**GIVEN PROBLEM:**
Repeat each line exactly, leaving nothing out.

--- BEGIN ---

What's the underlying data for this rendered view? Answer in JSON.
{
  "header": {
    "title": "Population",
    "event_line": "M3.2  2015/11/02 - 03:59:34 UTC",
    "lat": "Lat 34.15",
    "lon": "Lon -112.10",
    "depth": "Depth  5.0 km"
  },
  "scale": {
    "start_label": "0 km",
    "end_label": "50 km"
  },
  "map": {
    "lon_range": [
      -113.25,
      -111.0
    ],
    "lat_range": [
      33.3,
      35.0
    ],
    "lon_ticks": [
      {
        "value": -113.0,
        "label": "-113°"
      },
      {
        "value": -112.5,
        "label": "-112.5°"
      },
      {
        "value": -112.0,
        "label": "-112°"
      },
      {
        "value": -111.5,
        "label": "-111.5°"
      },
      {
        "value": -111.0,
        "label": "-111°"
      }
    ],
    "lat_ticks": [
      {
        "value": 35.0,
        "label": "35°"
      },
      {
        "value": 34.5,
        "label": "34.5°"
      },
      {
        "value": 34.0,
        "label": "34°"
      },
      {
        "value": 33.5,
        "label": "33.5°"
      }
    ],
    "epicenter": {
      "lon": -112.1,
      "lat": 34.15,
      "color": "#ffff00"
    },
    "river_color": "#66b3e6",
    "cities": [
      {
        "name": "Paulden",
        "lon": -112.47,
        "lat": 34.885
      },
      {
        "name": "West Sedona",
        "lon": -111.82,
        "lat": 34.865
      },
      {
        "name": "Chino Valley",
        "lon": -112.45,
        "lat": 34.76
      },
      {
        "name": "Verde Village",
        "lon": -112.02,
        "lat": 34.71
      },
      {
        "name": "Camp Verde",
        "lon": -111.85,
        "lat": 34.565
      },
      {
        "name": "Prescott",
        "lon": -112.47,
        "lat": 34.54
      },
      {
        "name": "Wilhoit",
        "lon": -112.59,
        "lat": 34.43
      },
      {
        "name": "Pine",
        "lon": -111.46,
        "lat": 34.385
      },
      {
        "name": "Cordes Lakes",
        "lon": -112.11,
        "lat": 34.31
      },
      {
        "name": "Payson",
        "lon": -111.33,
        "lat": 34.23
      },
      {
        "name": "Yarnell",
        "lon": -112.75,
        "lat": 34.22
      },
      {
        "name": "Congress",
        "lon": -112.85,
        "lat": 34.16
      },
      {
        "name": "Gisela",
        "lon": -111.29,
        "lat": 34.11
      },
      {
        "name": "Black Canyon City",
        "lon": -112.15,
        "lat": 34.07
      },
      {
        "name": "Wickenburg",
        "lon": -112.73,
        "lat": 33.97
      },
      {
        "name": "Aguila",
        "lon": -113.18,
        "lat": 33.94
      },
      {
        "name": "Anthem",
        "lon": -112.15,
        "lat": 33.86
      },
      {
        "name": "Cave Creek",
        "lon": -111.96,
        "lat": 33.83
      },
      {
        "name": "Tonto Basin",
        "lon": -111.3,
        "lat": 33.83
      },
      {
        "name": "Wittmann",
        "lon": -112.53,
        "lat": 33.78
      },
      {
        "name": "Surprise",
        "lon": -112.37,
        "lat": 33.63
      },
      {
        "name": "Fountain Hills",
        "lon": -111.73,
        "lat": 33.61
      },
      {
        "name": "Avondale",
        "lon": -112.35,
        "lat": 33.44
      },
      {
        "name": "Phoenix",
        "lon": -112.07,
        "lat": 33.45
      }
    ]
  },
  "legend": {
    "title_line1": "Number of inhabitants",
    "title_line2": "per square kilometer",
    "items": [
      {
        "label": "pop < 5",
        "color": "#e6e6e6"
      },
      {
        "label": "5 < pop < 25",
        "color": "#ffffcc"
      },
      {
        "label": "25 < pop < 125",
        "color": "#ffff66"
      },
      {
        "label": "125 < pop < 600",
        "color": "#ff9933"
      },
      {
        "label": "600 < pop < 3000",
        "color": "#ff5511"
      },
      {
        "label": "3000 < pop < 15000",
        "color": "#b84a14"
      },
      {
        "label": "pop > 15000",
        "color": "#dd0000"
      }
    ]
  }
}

--- END ---

**SOLUTION TO THE PROBLEM:**
What's the underlying data for this rendered view? Answer in JSON.
{
  "header": {
    "title": "Population",
    "event_line": "M3.2  2015/11/02 - 03:59:34 UTC",
    "lat": "Lat 34.15",
    "lon": "Lon -112.10",
    "depth": "Depth  5.0 km"
  },
  "scale": {
    "start_label": "0 km",
    "end_label": "50 km"
  },
  "map": {
    "lon_range": [
      -113.25,
      -111.0
    ],
    "lat_range": [
      33.3,
      35.0
    ],
    "lon_ticks": [
      {
        "value": -113.0,
        "label": "-113°"
      },
      {
        "value": -112.5,
        "label": "-112.5°"
      },
      {
        "value": -112.0,
        "label": "-112°"
      },
      {
        "value": -111.5,
        "label": "-111.5°"
      },
      {
        "value": -111.0,
        "label": "-111°"
      }
    ],
    "lat_ticks": [
      {
        "value": 35.0,
        "label": "35°"
      },
      {
        "value": 34.5,
        "label": "34.5°"
      },
      {
        "value": 34.0,
        "label": "34°"
      },
      {
        "value": 33.5,
        "label": "33.5°"
      }
    ],
    "epicenter": {
      "lon": -112.1,
      "lat": 34.15,
      "color": "#ffff00"
    },
    "river_color": "#66b3e6",
    "cities": [
      {
        "name": "Paulden",
        "lon": -112.47,
        "lat": 34.885
      },
      {
        "name": "West Sedona",
        "lon": -111.82,
        "lat": 34.865
      },
      {
        "name": "Chino Valley",
        "lon": -112.45,
        "lat": 34.76
      },
      {
        "name": "Verde Village",
        "lon": -112.02,
        "lat": 34.71
      },
      {
        "name": "Camp Verde",
        "lon": -111.85,
        "lat": 34.565
      },
      {
        "name": "Prescott",
        "lon": -112.47,
        "lat": 34.54
      },
      {
        "name": "Wilhoit",
        "lon": -112.59,
        "lat": 34.43
      },
      {
        "name": "Pine",
        "lon": -111.46,
        "lat": 34.385
      },
      {
        "name": "Cordes Lakes",
        "lon": -112.11,
        "lat": 34.31
      },
      {
        "name": "Payson",
        "lon": -111.33,
        "lat": 34.23
      },
      {
        "name": "Yarnell",
        "lon": -112.75,
        "lat": 34.22
      },
      {
        "name": "Congress",
        "lon": -112.85,
        "lat": 34.16
      },
      {
        "name": "Gisela",
        "lon": -111.29,
        "lat": 34.11
      },
      {
        "name": "Black Canyon City",
        "lon": -112.15,
        "lat": 34.07
      },
      {
        "name": "Wickenburg",
        "lon": -112.73,
        "lat": 33.97
      },
      {
        "name": "Aguila",
        "lon": -113.18,
        "lat": 33.94
      },
      {
        "name": "Anthem",
        "lon": -112.15,
        "lat": 33.86
      },
      {
        "name": "Cave Creek",
        "lon": -111.96,
        "lat": 33.83
      },
      {
        "name": "Tonto Basin",
        "lon": -111.3,
        "lat": 33.83
      },
      {
        "name": "Wittmann",
        "lon": -112.53,
        "lat": 33.78
      },
      {
        "name": "Surprise",
        "lon": -112.37,
        "lat": 33.63
      },
      {
        "name": "Fountain Hills",
        "lon": -111.73,
        "lat": 33.61
      },
      {
        "name": "Avondale",
        "lon": -112.35,
        "lat": 33.44
      },
      {
        "name": "Phoenix",
        "lon": -112.07,
        "lat": 33.45
      }
    ]
  },
  "legend": {
    "title_line1": "Number of inhabitants",
    "title_line2": "per square kilometer",
    "items": [
      {
        "label": "pop < 5",
        "color": "#e6e6e6"
      },
      {
        "label": "5 < pop < 25",
        "color": "#ffffcc"
      },
      {
        "label": "25 < pop < 125",
        "color": "#ffff66"
      },
      {
        "label": "125 < pop < 600",
        "color": "#ff9933"
      },
      {
        "label": "600 < pop < 3000",
        "color": "#ff5511"
      },
      {
        "label": "3000 < pop < 15000",
        "color": "#b84a14"
      },
      {
        "label": "pop > 15000",
        "color": "#dd0000"
      }
    ]
  }
}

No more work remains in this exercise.